In the entries below, identify every line with the string "教学目标" and copy it.

Input records:
start
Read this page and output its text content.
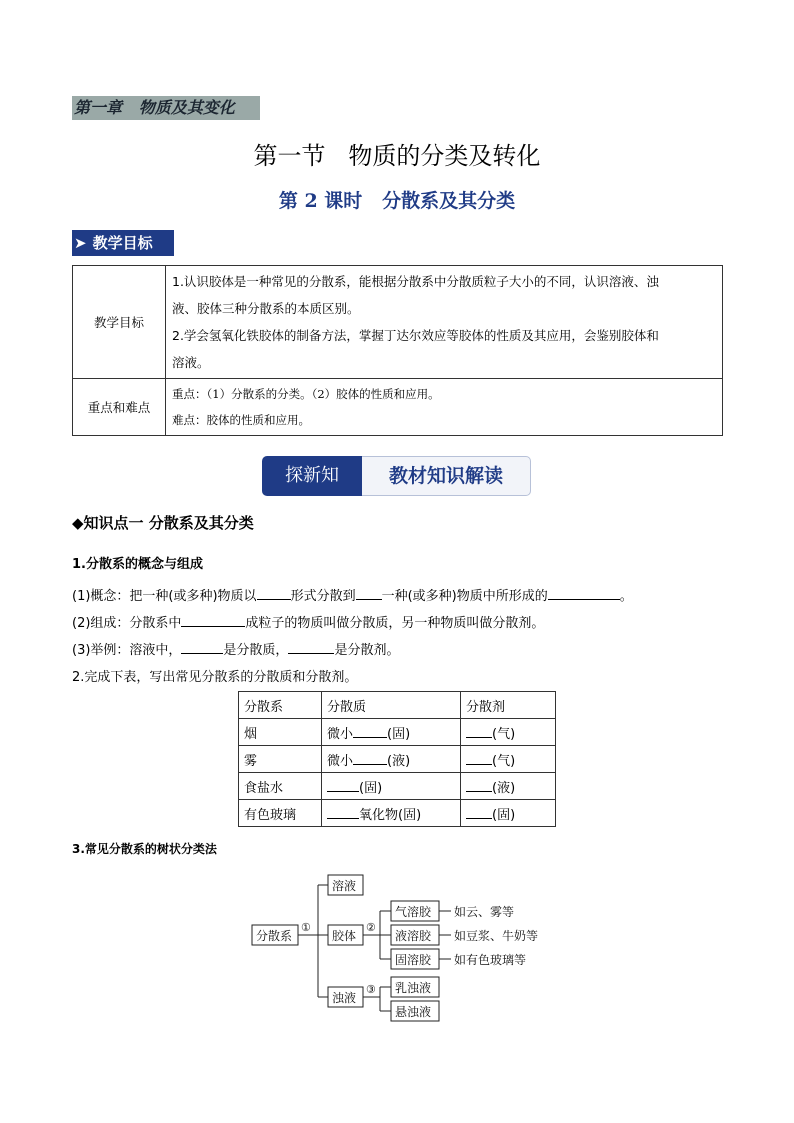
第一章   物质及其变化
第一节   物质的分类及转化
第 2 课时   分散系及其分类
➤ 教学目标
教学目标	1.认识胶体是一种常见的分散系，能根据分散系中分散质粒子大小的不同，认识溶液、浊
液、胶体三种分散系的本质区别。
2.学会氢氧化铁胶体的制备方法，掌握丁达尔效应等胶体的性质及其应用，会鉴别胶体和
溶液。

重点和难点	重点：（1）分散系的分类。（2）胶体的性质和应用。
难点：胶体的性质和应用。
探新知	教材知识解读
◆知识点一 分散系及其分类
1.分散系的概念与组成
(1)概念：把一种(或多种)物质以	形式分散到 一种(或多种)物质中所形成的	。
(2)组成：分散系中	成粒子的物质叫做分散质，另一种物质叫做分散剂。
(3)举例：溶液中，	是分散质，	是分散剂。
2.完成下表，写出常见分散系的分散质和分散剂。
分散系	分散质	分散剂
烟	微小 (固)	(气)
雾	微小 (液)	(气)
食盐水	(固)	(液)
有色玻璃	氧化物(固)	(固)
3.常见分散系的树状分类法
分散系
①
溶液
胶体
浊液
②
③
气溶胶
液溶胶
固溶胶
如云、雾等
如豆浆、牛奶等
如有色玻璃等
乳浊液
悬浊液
end
start
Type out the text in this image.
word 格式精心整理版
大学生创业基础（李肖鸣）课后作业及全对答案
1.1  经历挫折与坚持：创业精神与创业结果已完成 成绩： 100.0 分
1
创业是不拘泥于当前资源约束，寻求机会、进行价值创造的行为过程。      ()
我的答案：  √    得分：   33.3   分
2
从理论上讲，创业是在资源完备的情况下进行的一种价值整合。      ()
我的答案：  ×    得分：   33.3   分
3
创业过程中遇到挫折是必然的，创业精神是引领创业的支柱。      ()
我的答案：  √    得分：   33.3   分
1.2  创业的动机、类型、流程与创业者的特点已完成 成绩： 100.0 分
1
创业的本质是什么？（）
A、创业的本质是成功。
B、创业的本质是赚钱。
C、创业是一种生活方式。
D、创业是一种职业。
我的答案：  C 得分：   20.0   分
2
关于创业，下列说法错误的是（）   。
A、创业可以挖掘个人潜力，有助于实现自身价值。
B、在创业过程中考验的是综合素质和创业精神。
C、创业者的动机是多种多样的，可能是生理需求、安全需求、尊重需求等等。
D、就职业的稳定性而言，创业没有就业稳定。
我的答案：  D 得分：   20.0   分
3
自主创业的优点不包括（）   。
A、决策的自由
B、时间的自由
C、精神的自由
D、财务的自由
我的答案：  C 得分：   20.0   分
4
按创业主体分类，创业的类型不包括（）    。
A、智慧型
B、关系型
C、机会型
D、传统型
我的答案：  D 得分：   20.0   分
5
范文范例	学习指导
end
Written solution:
➤ 教学目标
教学目标	1.认识胶体是一种常见的分散系，能根据分散系中分散质粒子大小的不同，认识溶液、浊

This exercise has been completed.